EXERCISE DETAILS
Repeat each entry as written, dropping any picture you find.
## Begin RECORDS FOR THE TASK
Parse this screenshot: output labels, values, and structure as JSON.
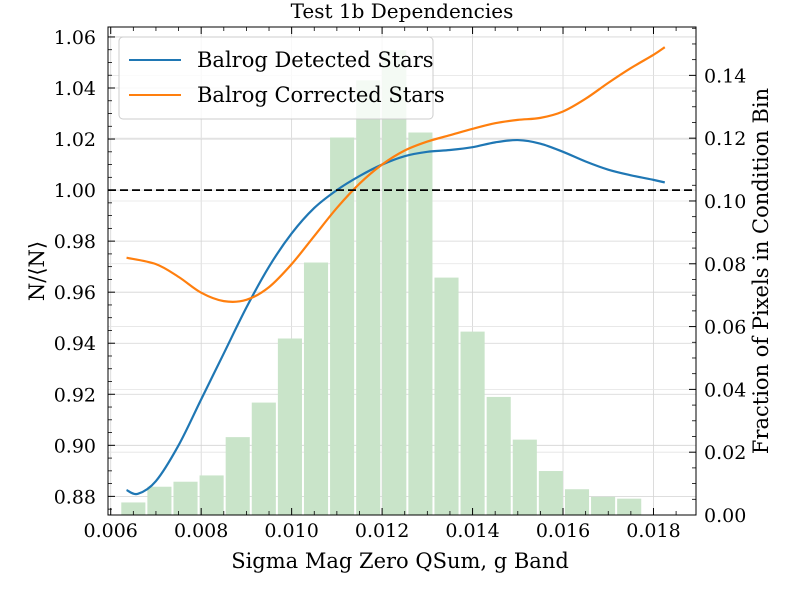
{
  "chart_data": {
    "type": "bar+line",
    "title": "Test 1b Dependencies",
    "xlabel": "Sigma Mag Zero QSum, g Band",
    "ylabel_left": "N/⟨N⟩",
    "ylabel_right": "Fraction of Pixels in Condition Bin",
    "xlim": [
      0.00594,
      0.01894
    ],
    "ylim_left": [
      0.8727,
      1.0639
    ],
    "ylim_right": [
      0.0,
      0.1554
    ],
    "x_ticks": [
      0.006,
      0.008,
      0.01,
      0.012,
      0.014,
      0.016,
      0.018
    ],
    "x_tick_labels": [
      "0.006",
      "0.008",
      "0.010",
      "0.012",
      "0.014",
      "0.016",
      "0.018"
    ],
    "y_left_ticks": [
      0.88,
      0.9,
      0.92,
      0.94,
      0.96,
      0.98,
      1.0,
      1.02,
      1.04,
      1.06
    ],
    "y_left_tick_labels": [
      "0.88",
      "0.90",
      "0.92",
      "0.94",
      "0.96",
      "0.98",
      "1.00",
      "1.02",
      "1.04",
      "1.06"
    ],
    "y_right_ticks": [
      0.0,
      0.02,
      0.04,
      0.06,
      0.08,
      0.1,
      0.12,
      0.14
    ],
    "y_right_tick_labels": [
      "0.00",
      "0.02",
      "0.04",
      "0.06",
      "0.08",
      "0.10",
      "0.12",
      "0.14"
    ],
    "reference_line": {
      "y": 1.0,
      "style": "dashed",
      "color": "#000000"
    },
    "histogram": {
      "color": "#c9e4c9",
      "bin_width": 0.000577,
      "bin_centers": [
        0.006522,
        0.007099,
        0.007676,
        0.008253,
        0.00883,
        0.009407,
        0.009984,
        0.010561,
        0.011138,
        0.011715,
        0.012292,
        0.012869,
        0.013446,
        0.014023,
        0.0146,
        0.015177,
        0.015754,
        0.016331,
        0.016908,
        0.017485,
        0.018062
      ],
      "values": [
        0.004,
        0.009,
        0.0106,
        0.0126,
        0.0248,
        0.0358,
        0.0562,
        0.0804,
        0.1202,
        0.1384,
        0.148,
        0.1218,
        0.0756,
        0.0584,
        0.0376,
        0.024,
        0.014,
        0.0082,
        0.0058,
        0.0052,
        0.0
      ]
    },
    "series": [
      {
        "name": "Balrog Detected Stars",
        "color": "#1f77b4",
        "x": [
          0.00635,
          0.0066,
          0.007,
          0.0075,
          0.008,
          0.0085,
          0.009,
          0.0095,
          0.01,
          0.0105,
          0.011,
          0.0115,
          0.012,
          0.0125,
          0.013,
          0.0135,
          0.014,
          0.0145,
          0.015,
          0.0155,
          0.016,
          0.0165,
          0.017,
          0.0175,
          0.018,
          0.01825
        ],
        "y": [
          0.8825,
          0.881,
          0.886,
          0.9,
          0.918,
          0.936,
          0.954,
          0.97,
          0.983,
          0.993,
          1.0,
          1.0055,
          1.01,
          1.0133,
          1.015,
          1.0157,
          1.0168,
          1.0187,
          1.0196,
          1.0182,
          1.015,
          1.0112,
          1.008,
          1.0058,
          1.004,
          1.003
        ]
      },
      {
        "name": "Balrog Corrected Stars",
        "color": "#ff7f0e",
        "x": [
          0.00635,
          0.007,
          0.0075,
          0.008,
          0.0085,
          0.009,
          0.0095,
          0.01,
          0.0105,
          0.011,
          0.0115,
          0.012,
          0.0125,
          0.013,
          0.0135,
          0.014,
          0.0145,
          0.015,
          0.0155,
          0.016,
          0.0165,
          0.017,
          0.0175,
          0.018,
          0.01825
        ],
        "y": [
          0.9735,
          0.971,
          0.966,
          0.9598,
          0.9565,
          0.957,
          0.962,
          0.971,
          0.982,
          0.993,
          1.0025,
          1.01,
          1.0155,
          1.019,
          1.0215,
          1.024,
          1.0262,
          1.0275,
          1.0283,
          1.0308,
          1.0358,
          1.042,
          1.0478,
          1.053,
          1.056
        ]
      }
    ],
    "legend": {
      "position": "top-left"
    },
    "grid": true
  }
}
## End RECORDS FOR THE TASK
TASK RESPONSE
Parse this screenshot: output labels, values, and structure as JSON.
{
  "chart_data": {
    "type": "bar+line",
    "title": "Test 1b Dependencies",
    "xlabel": "Sigma Mag Zero QSum, g Band",
    "ylabel_left": "N/⟨N⟩",
    "ylabel_right": "Fraction of Pixels in Condition Bin",
    "xlim": [
      0.00594,
      0.01894
    ],
    "ylim_left": [
      0.8727,
      1.0639
    ],
    "ylim_right": [
      0.0,
      0.1554
    ],
    "x_ticks": [
      0.006,
      0.008,
      0.01,
      0.012,
      0.014,
      0.016,
      0.018
    ],
    "x_tick_labels": [
      "0.006",
      "0.008",
      "0.010",
      "0.012",
      "0.014",
      "0.016",
      "0.018"
    ],
    "y_left_ticks": [
      0.88,
      0.9,
      0.92,
      0.94,
      0.96,
      0.98,
      1.0,
      1.02,
      1.04,
      1.06
    ],
    "y_left_tick_labels": [
      "0.88",
      "0.90",
      "0.92",
      "0.94",
      "0.96",
      "0.98",
      "1.00",
      "1.02",
      "1.04",
      "1.06"
    ],
    "y_right_ticks": [
      0.0,
      0.02,
      0.04,
      0.06,
      0.08,
      0.1,
      0.12,
      0.14
    ],
    "y_right_tick_labels": [
      "0.00",
      "0.02",
      "0.04",
      "0.06",
      "0.08",
      "0.10",
      "0.12",
      "0.14"
    ],
    "reference_line": {
      "y": 1.0,
      "style": "dashed",
      "color": "#000000"
    },
    "histogram": {
      "color": "#c9e4c9",
      "bin_width": 0.000577,
      "bin_centers": [
        0.006522,
        0.007099,
        0.007676,
        0.008253,
        0.00883,
        0.009407,
        0.009984,
        0.010561,
        0.011138,
        0.011715,
        0.012292,
        0.012869,
        0.013446,
        0.014023,
        0.0146,
        0.015177,
        0.015754,
        0.016331,
        0.016908,
        0.017485,
        0.018062
      ],
      "values": [
        0.004,
        0.009,
        0.0106,
        0.0126,
        0.0248,
        0.0358,
        0.0562,
        0.0804,
        0.1202,
        0.1384,
        0.148,
        0.1218,
        0.0756,
        0.0584,
        0.0376,
        0.024,
        0.014,
        0.0082,
        0.0058,
        0.0052,
        0.0
      ]
    },
    "series": [
      {
        "name": "Balrog Detected Stars",
        "color": "#1f77b4",
        "x": [
          0.00635,
          0.0066,
          0.007,
          0.0075,
          0.008,
          0.0085,
          0.009,
          0.0095,
          0.01,
          0.0105,
          0.011,
          0.0115,
          0.012,
          0.0125,
          0.013,
          0.0135,
          0.014,
          0.0145,
          0.015,
          0.0155,
          0.016,
          0.0165,
          0.017,
          0.0175,
          0.018,
          0.01825
        ],
        "y": [
          0.8825,
          0.881,
          0.886,
          0.9,
          0.918,
          0.936,
          0.954,
          0.97,
          0.983,
          0.993,
          1.0,
          1.0055,
          1.01,
          1.0133,
          1.015,
          1.0157,
          1.0168,
          1.0187,
          1.0196,
          1.0182,
          1.015,
          1.0112,
          1.008,
          1.0058,
          1.004,
          1.003
        ]
      },
      {
        "name": "Balrog Corrected Stars",
        "color": "#ff7f0e",
        "x": [
          0.00635,
          0.007,
          0.0075,
          0.008,
          0.0085,
          0.009,
          0.0095,
          0.01,
          0.0105,
          0.011,
          0.0115,
          0.012,
          0.0125,
          0.013,
          0.0135,
          0.014,
          0.0145,
          0.015,
          0.0155,
          0.016,
          0.0165,
          0.017,
          0.0175,
          0.018,
          0.01825
        ],
        "y": [
          0.9735,
          0.971,
          0.966,
          0.9598,
          0.9565,
          0.957,
          0.962,
          0.971,
          0.982,
          0.993,
          1.0025,
          1.01,
          1.0155,
          1.019,
          1.0215,
          1.024,
          1.0262,
          1.0275,
          1.0283,
          1.0308,
          1.0358,
          1.042,
          1.0478,
          1.053,
          1.056
        ]
      }
    ],
    "legend": {
      "position": "top-left"
    },
    "grid": true
  }
}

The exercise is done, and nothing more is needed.